## START DATASET RECORDS
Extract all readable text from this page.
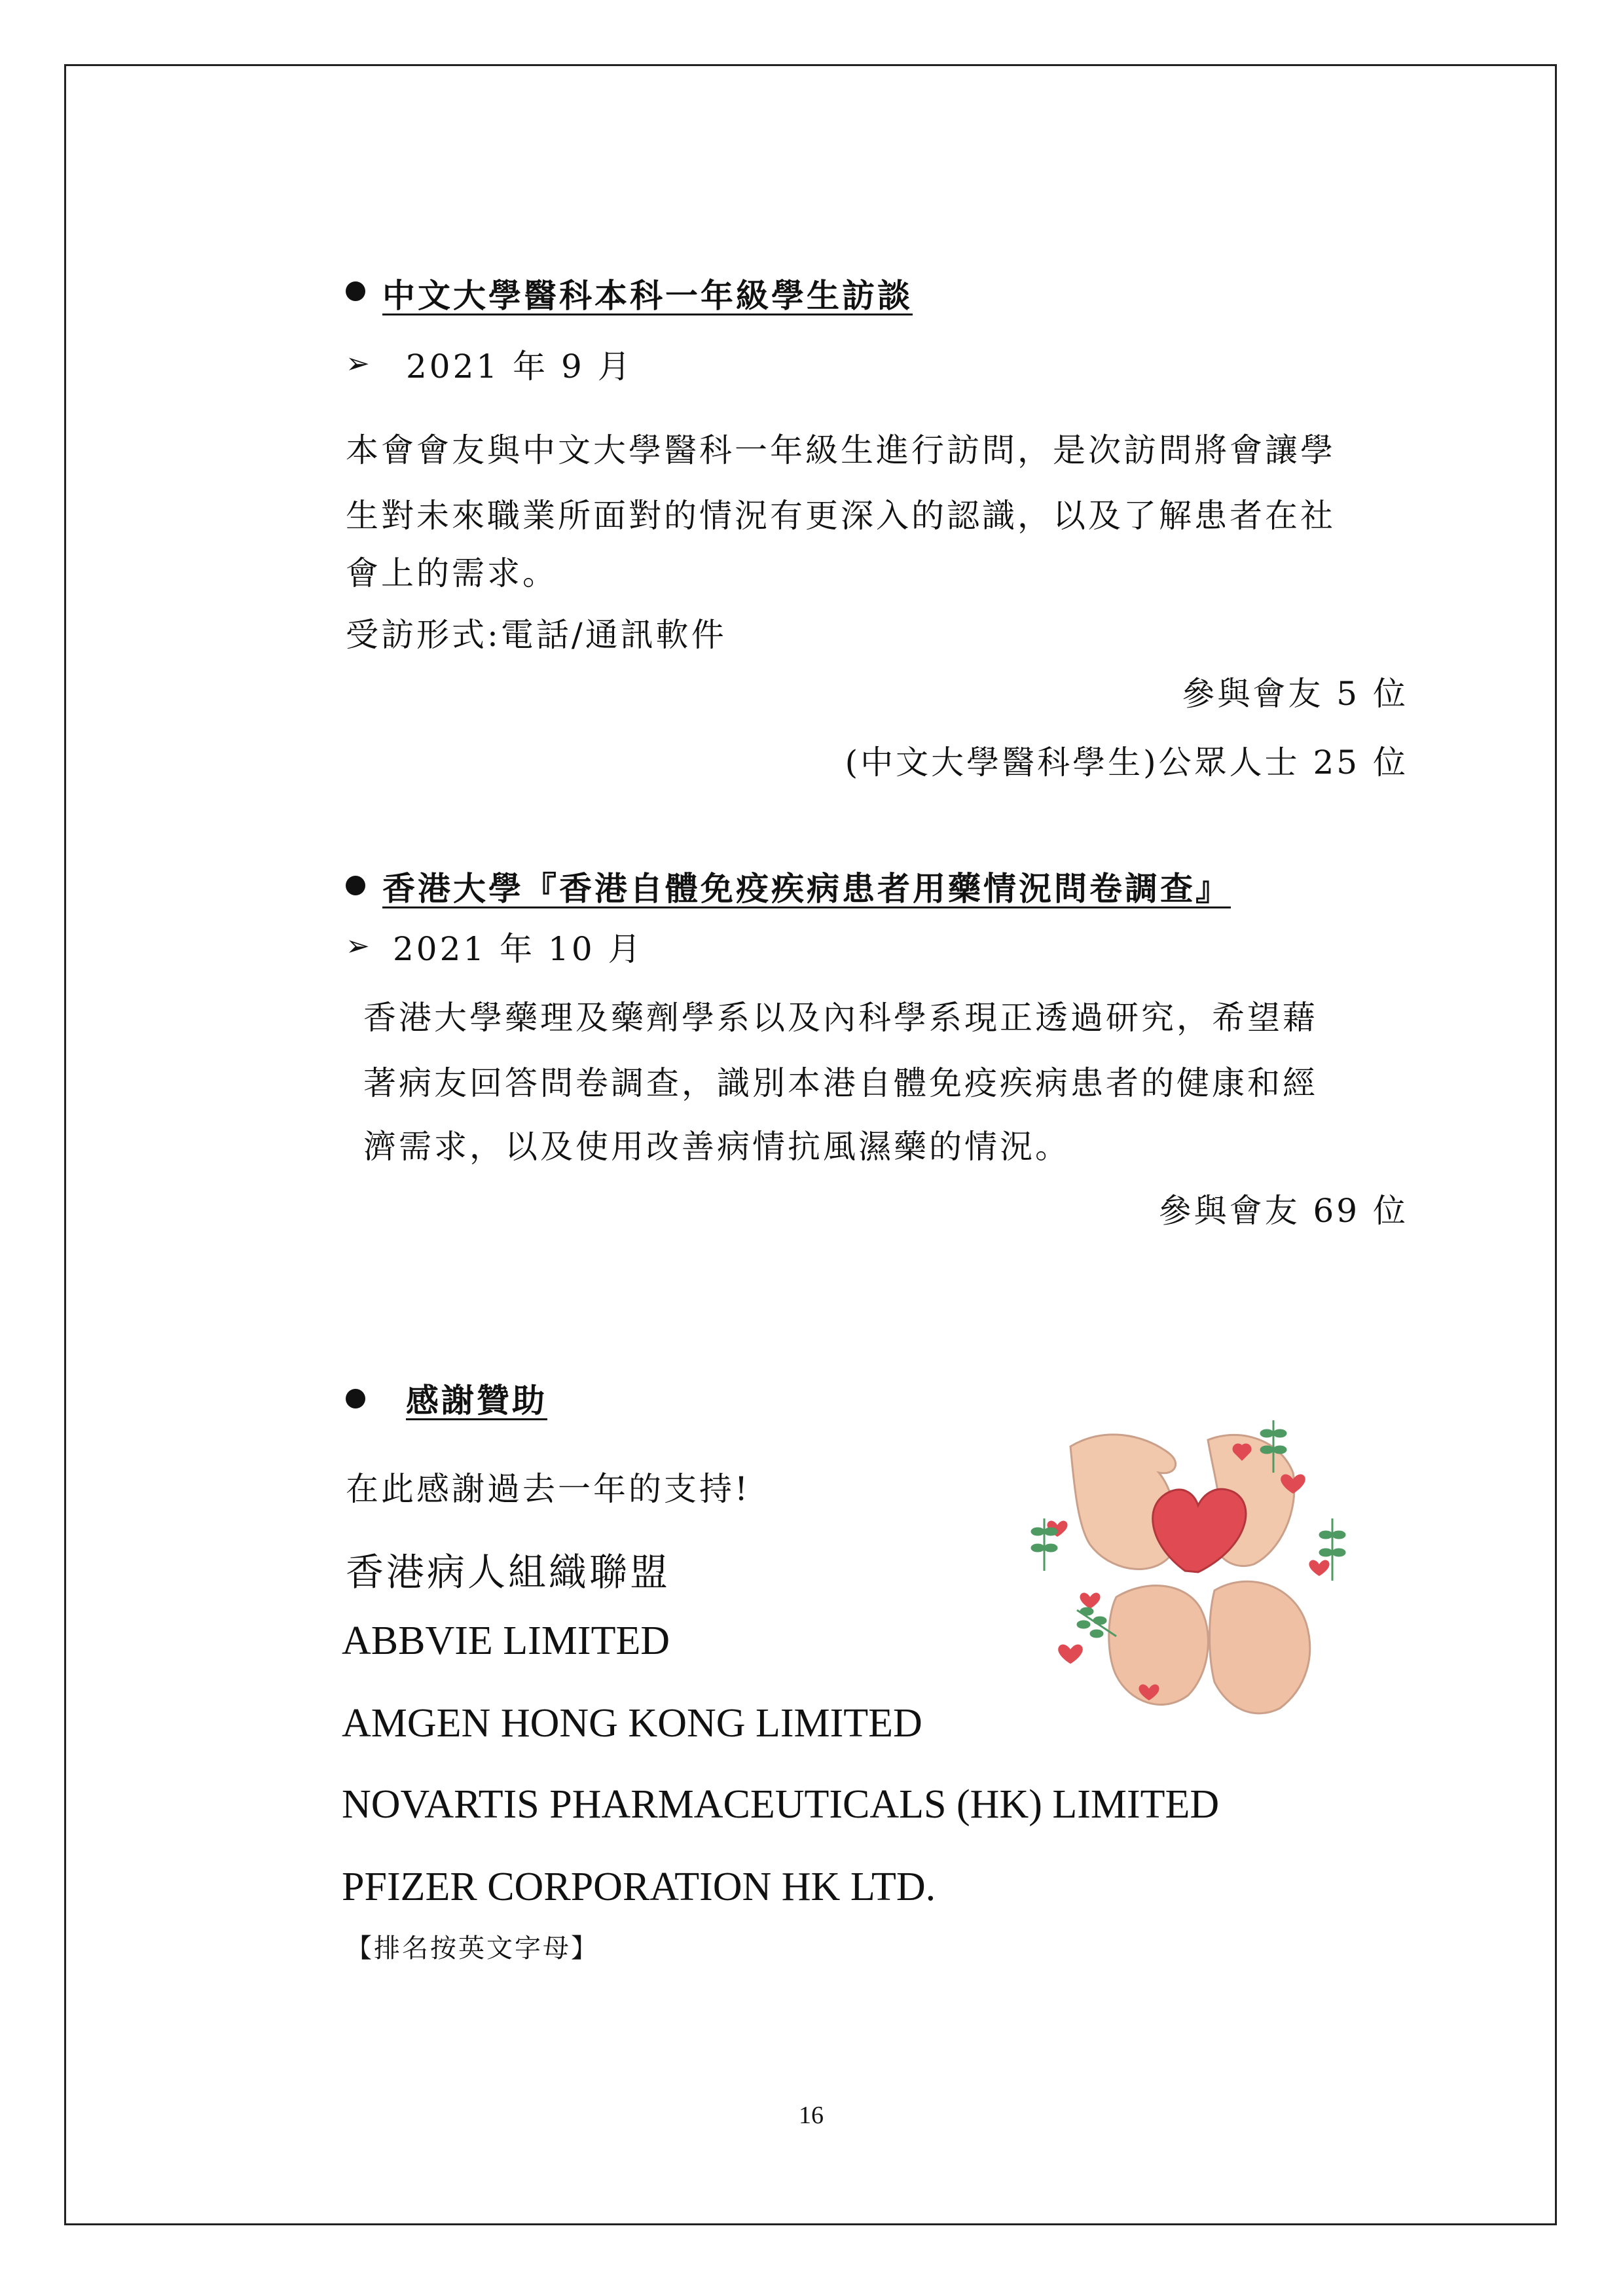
中文大學醫科本科一年級學生訪談
➢ 2021 年 9 月
本會會友與中文大學醫科一年級生進行訪問，是次訪問將會讓學
生對未來職業所面對的情況有更深入的認識，以及了解患者在社
會上的需求。
受訪形式:電話/通訊軟件
參與會友 5 位
(中文大學醫科學生)公眾人士 25 位
香港大學『香港自體免疫疾病患者用藥情況問卷調查』
➢ 2021 年 10 月
香港大學藥理及藥劑學系以及內科學系現正透過研究，希望藉
著病友回答問卷調查，識別本港自體免疫疾病患者的健康和經
濟需求，以及使用改善病情抗風濕藥的情況。
參與會友 69 位
感謝贊助
在此感謝過去一年的支持!
香港病人組織聯盟
ABBVIE LIMITED
AMGEN HONG KONG LIMITED
NOVARTIS PHARMACEUTICALS (HK) LIMITED
PFIZER CORPORATION HK LTD.
【排名按英文字母】
16
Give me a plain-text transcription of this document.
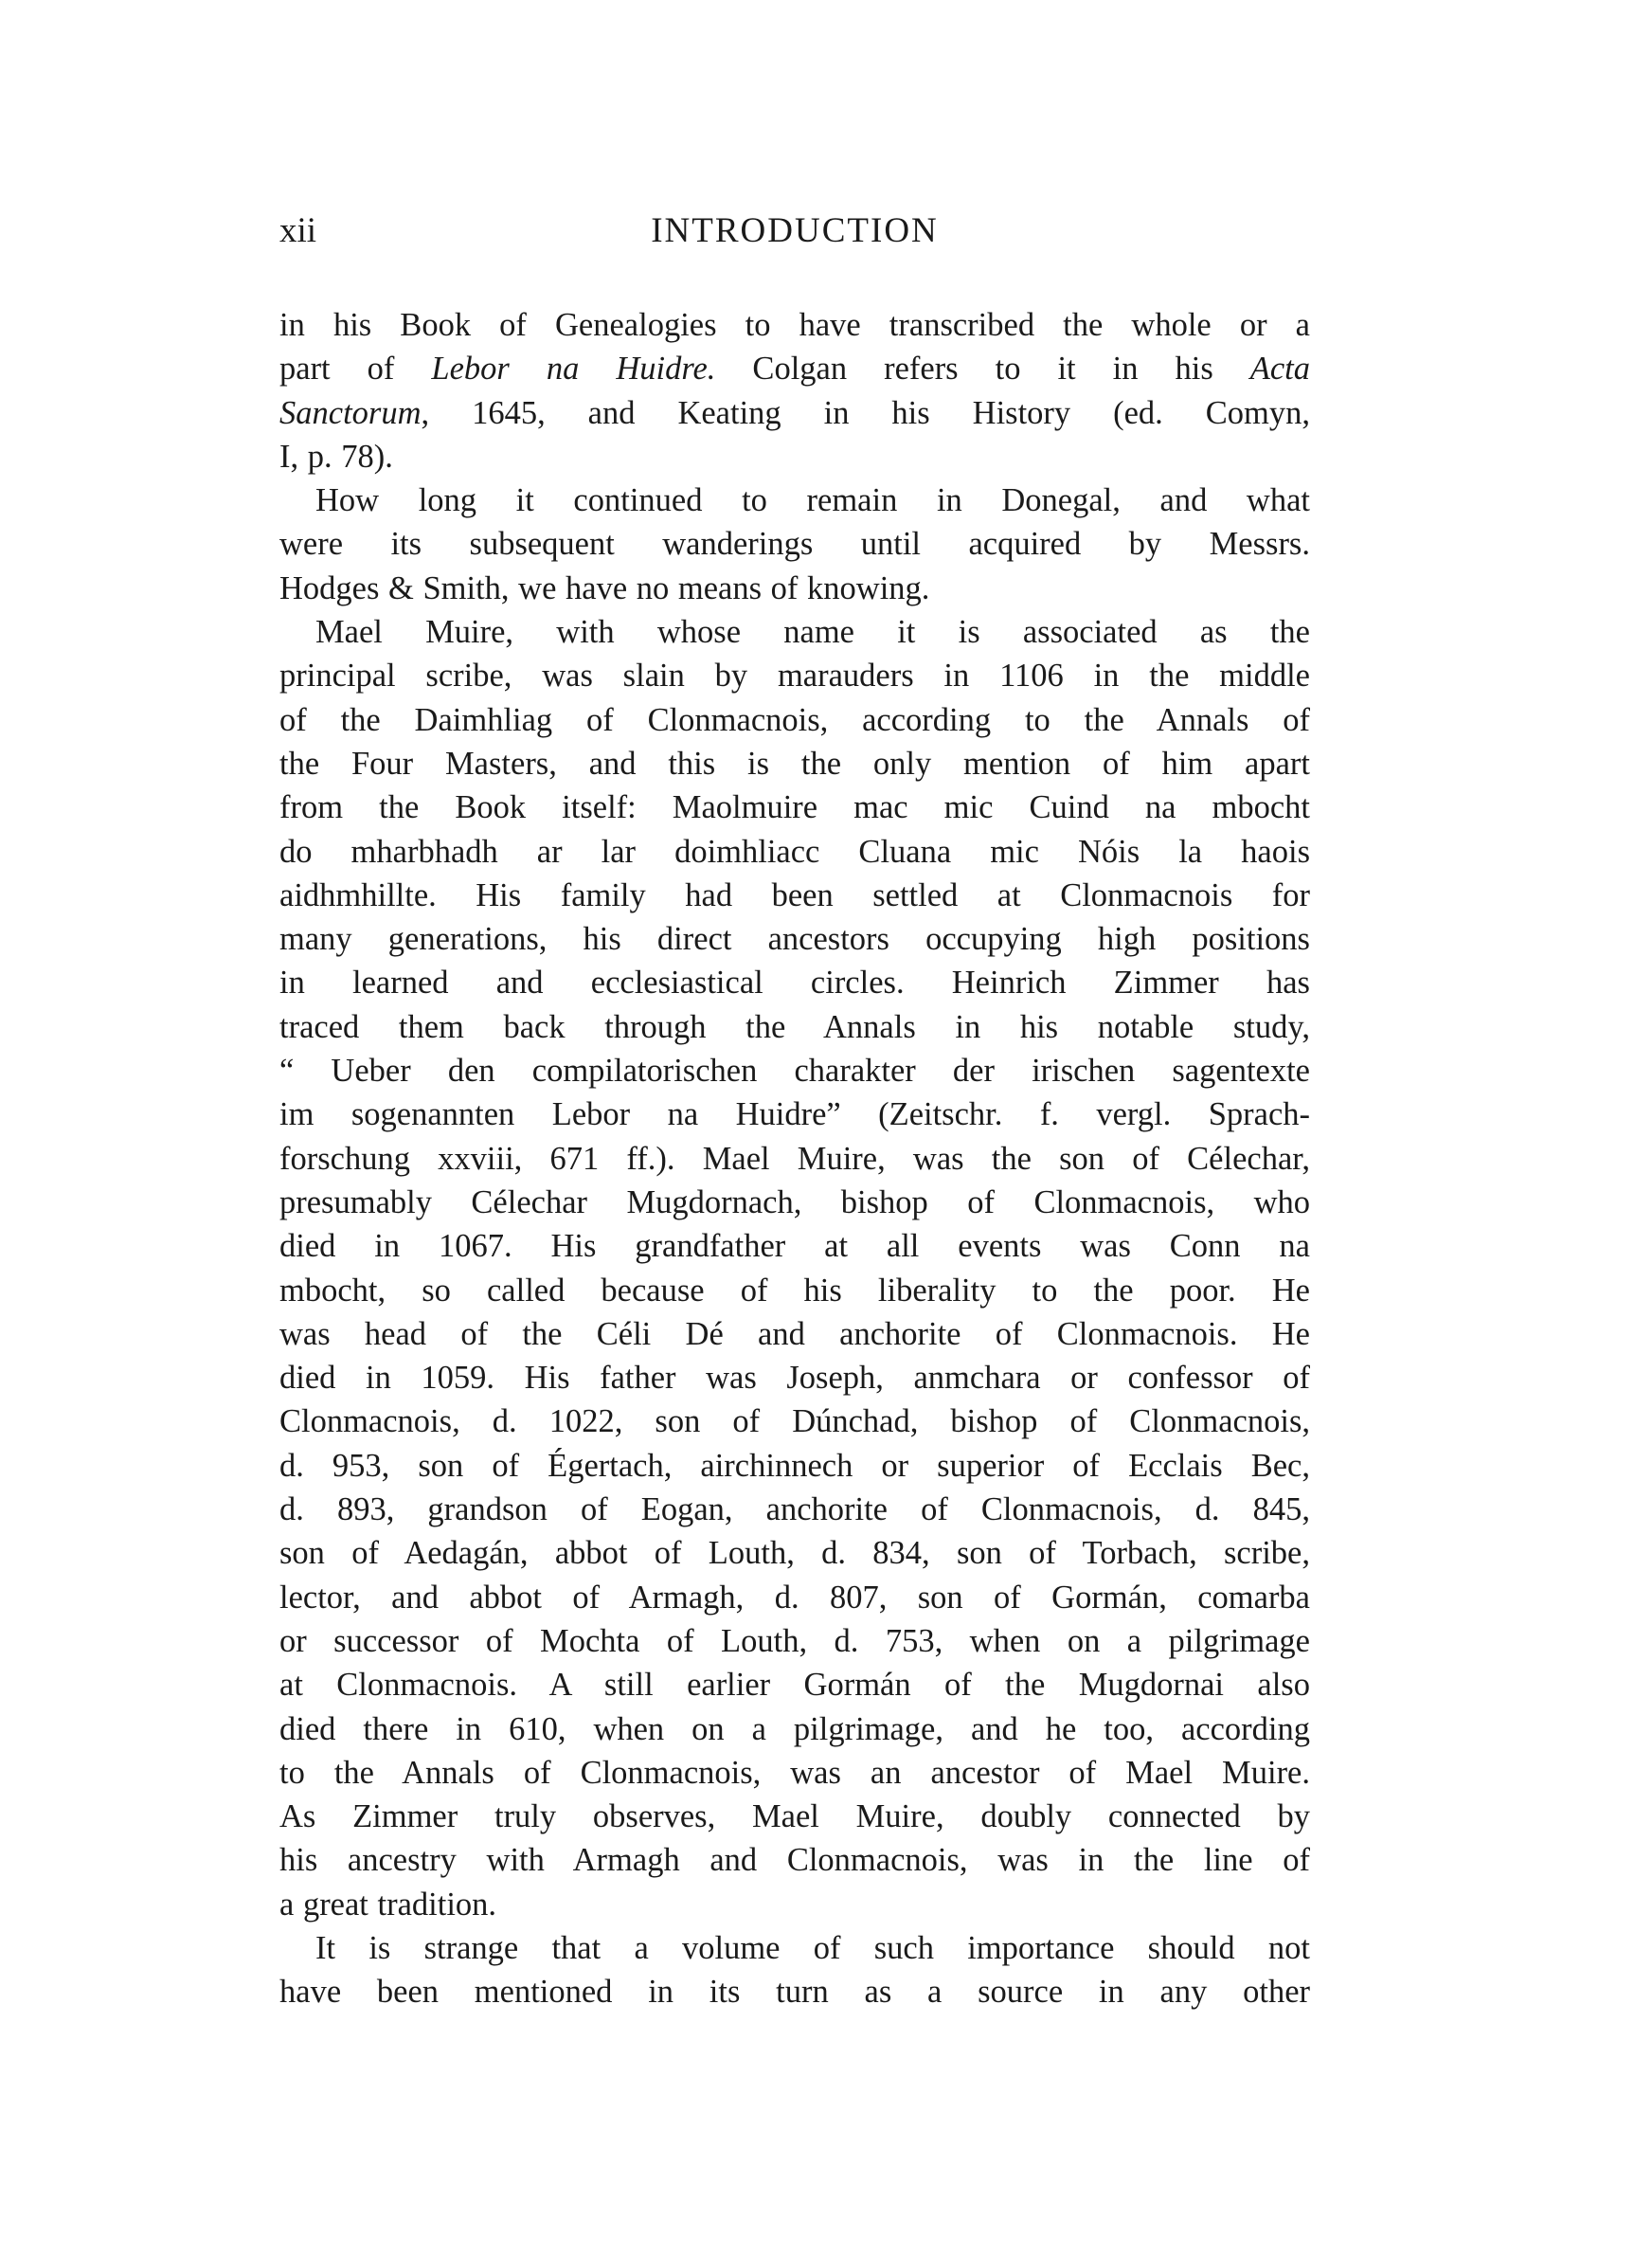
xii	INTRODUCTION
in his Book of Genealogies to have transcribed the whole or a
part of Lebor na Huidre. Colgan refers to it in his Acta
Sanctorum, 1645, and Keating in his History (ed. Comyn,
I, p. 78).
How long it continued to remain in Donegal, and what
were its subsequent wanderings until acquired by Messrs.
Hodges & Smith, we have no means of knowing.
Mael Muire, with whose name it is associated as the
principal scribe, was slain by marauders in 1106 in the middle
of the Daimhliag of Clonmacnois, according to the Annals of
the Four Masters, and this is the only mention of him apart
from the Book itself: Maolmuire mac mic Cuind na mbocht
do mharbhadh ar lar doimhliacc Cluana mic Nóis la haois
aidhmhillte. His family had been settled at Clonmacnois for
many generations, his direct ancestors occupying high positions
in learned and ecclesiastical circles. Heinrich Zimmer has
traced them back through the Annals in his notable study,
“ Ueber den compilatorischen charakter der irischen sagentexte
im sogenannten Lebor na Huidre” (Zeitschr. f. vergl. Sprach-
forschung xxviii, 671 ff.). Mael Muire, was the son of Célechar,
presumably Célechar Mugdornach, bishop of Clonmacnois, who
died in 1067. His grandfather at all events was Conn na
mbocht, so called because of his liberality to the poor. He
was head of the Céli Dé and anchorite of Clonmacnois. He
died in 1059. His father was Joseph, anmchara or confessor of
Clonmacnois, d. 1022, son of Dúnchad, bishop of Clonmacnois,
d. 953, son of Égertach, airchinnech or superior of Ecclais Bec,
d. 893, grandson of Eogan, anchorite of Clonmacnois, d. 845,
son of Aedagán, abbot of Louth, d. 834, son of Torbach, scribe,
lector, and abbot of Armagh, d. 807, son of Gormán, comarba
or successor of Mochta of Louth, d. 753, when on a pilgrimage
at Clonmacnois. A still earlier Gormán of the Mugdornai also
died there in 610, when on a pilgrimage, and he too, according
to the Annals of Clonmacnois, was an ancestor of Mael Muire.
As Zimmer truly observes, Mael Muire, doubly connected by
his ancestry with Armagh and Clonmacnois, was in the line of
a great tradition.
It is strange that a volume of such importance should not
have been mentioned in its turn as a source in any other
## END DATASET RECORDS
EXERCISE DETAILS: Review the material and copy each line in which the word "Zimmer" appears.

EXERCISE RESULT:
in learned and ecclesiastical circles. Heinrich Zimmer has
As Zimmer truly observes, Mael Muire, doubly connected by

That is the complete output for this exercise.